Given task:
Pick out every line in the data below that holds "JSON".

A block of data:
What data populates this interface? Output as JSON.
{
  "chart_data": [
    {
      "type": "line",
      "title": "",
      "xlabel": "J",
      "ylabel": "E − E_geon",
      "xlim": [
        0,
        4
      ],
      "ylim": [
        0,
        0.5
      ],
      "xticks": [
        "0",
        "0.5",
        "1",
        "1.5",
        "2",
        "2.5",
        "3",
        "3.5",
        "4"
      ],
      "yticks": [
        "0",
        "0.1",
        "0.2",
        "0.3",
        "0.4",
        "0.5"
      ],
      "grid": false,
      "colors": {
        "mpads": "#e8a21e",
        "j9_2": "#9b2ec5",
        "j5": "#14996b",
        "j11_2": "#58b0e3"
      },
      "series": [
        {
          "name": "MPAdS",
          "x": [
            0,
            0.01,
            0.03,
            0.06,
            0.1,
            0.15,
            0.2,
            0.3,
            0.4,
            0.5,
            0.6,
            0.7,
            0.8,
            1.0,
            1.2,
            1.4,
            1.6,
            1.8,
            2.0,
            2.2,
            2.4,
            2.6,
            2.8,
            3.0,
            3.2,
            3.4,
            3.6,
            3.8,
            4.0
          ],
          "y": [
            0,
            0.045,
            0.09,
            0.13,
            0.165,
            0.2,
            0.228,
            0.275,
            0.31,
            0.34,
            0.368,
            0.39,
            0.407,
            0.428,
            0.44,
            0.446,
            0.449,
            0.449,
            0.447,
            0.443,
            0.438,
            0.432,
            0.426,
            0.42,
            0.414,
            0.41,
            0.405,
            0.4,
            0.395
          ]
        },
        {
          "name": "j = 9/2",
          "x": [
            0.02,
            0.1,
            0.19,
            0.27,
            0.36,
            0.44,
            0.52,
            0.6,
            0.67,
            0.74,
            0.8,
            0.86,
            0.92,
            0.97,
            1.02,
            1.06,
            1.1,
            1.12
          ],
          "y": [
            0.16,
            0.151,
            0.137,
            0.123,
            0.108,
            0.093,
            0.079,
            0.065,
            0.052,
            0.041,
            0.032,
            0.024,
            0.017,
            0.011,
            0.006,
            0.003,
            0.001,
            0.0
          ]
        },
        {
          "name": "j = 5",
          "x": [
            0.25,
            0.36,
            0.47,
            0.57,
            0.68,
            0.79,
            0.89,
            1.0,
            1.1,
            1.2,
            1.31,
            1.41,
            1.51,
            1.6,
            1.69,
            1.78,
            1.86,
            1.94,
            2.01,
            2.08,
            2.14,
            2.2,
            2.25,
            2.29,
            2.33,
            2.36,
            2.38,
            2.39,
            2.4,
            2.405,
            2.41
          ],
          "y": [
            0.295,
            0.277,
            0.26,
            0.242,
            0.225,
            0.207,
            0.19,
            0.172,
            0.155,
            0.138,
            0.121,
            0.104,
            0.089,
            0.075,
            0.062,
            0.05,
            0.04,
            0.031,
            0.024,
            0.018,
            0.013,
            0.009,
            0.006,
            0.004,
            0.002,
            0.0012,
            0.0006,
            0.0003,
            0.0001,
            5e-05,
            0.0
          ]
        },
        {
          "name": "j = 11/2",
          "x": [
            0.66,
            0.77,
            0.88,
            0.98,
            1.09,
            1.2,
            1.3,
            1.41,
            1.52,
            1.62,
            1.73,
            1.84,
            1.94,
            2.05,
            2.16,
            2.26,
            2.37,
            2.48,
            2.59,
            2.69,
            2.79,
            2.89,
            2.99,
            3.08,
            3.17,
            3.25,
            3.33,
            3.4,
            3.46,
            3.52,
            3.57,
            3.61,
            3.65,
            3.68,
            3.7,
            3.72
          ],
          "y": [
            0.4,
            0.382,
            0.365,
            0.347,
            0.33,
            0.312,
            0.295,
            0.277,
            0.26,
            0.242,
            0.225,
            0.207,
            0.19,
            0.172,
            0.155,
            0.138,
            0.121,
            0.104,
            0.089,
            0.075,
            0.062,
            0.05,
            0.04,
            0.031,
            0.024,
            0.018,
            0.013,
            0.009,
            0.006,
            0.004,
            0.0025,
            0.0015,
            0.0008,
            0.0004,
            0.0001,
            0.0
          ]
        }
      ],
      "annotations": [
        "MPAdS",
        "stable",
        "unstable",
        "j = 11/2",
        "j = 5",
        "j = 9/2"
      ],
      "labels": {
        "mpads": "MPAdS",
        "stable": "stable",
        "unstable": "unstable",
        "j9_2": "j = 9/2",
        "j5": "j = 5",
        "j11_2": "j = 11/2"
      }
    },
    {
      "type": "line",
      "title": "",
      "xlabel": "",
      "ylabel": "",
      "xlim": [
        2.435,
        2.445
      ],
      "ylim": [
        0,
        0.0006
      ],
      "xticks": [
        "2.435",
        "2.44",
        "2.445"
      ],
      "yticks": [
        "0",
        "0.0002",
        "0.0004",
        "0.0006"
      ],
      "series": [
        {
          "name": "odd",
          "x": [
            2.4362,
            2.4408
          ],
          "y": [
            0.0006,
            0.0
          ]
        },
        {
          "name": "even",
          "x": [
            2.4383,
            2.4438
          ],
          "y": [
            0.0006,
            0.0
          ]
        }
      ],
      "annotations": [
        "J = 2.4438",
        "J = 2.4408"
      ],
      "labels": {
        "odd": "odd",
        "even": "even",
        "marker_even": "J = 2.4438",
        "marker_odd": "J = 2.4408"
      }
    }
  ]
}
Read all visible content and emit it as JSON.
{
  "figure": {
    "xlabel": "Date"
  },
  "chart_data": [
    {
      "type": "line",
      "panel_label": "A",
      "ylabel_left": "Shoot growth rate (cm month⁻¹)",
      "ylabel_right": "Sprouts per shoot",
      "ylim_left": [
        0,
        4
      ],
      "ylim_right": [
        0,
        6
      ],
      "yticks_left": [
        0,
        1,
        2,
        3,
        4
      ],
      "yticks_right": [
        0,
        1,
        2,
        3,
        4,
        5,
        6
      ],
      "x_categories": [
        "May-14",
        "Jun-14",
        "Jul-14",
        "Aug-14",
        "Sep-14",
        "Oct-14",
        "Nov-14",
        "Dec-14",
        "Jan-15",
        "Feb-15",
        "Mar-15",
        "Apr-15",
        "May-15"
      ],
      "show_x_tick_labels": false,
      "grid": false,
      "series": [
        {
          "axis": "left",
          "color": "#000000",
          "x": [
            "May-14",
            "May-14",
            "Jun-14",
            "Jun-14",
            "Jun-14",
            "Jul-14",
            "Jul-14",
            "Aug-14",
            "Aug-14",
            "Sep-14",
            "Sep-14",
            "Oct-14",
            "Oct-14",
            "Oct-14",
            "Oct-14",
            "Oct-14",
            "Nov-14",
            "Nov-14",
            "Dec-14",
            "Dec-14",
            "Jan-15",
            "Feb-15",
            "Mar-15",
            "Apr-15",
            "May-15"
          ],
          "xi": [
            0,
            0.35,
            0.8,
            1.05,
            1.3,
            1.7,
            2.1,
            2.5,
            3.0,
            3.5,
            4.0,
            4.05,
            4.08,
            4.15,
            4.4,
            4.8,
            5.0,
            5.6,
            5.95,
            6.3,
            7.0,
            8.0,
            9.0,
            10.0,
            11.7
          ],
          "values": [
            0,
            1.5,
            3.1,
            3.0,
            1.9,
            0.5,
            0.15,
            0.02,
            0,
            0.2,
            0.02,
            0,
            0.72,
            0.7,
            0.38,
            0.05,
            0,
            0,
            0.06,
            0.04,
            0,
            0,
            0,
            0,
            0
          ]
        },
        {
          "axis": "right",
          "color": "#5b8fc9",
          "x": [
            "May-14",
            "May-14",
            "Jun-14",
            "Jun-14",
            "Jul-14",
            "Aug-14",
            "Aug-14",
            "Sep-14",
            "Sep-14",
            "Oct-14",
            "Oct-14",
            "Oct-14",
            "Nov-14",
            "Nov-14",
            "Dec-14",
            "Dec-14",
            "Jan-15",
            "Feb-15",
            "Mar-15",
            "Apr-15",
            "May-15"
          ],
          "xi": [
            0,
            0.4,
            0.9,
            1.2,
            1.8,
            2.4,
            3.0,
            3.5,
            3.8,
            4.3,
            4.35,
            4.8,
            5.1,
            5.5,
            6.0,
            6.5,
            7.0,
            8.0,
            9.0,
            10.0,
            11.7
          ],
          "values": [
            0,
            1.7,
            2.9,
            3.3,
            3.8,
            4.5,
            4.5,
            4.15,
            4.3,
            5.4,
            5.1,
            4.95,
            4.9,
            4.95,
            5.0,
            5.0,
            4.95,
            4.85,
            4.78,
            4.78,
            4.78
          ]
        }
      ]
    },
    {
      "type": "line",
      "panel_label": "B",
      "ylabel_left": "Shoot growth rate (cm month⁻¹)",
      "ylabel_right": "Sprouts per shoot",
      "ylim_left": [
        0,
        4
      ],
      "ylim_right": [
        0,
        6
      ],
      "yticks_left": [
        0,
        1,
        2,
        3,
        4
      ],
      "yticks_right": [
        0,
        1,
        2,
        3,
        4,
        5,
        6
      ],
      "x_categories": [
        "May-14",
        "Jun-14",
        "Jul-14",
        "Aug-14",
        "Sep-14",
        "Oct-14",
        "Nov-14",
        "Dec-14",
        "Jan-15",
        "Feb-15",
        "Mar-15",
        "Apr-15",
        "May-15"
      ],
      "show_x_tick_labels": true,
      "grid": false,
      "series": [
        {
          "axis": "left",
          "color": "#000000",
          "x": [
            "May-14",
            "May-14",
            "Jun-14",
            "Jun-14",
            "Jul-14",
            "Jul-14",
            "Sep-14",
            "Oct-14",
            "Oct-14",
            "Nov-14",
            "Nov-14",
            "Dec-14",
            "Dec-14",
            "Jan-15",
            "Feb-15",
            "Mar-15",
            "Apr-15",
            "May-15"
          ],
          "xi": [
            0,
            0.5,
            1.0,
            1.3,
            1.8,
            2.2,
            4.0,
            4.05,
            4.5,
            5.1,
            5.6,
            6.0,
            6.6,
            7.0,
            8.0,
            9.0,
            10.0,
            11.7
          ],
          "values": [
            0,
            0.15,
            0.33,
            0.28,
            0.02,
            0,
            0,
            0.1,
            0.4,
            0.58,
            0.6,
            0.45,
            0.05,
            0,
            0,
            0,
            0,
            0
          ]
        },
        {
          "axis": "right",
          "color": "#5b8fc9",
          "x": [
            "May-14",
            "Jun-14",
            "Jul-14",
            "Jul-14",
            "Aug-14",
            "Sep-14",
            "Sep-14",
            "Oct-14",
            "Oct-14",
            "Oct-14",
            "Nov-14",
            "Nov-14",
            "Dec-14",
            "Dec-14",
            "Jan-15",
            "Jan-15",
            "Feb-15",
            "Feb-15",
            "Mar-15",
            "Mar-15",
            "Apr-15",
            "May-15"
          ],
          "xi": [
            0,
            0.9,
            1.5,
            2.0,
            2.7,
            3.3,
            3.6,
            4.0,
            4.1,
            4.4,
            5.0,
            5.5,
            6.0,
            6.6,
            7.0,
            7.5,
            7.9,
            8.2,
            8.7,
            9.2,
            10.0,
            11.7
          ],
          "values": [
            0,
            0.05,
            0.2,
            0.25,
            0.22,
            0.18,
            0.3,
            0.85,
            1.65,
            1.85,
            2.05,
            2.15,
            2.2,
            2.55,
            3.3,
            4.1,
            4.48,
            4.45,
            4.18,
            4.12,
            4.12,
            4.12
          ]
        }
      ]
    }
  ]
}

Task answer:
What data populates this interface? Output as JSON.
Read all visible content and emit it as JSON.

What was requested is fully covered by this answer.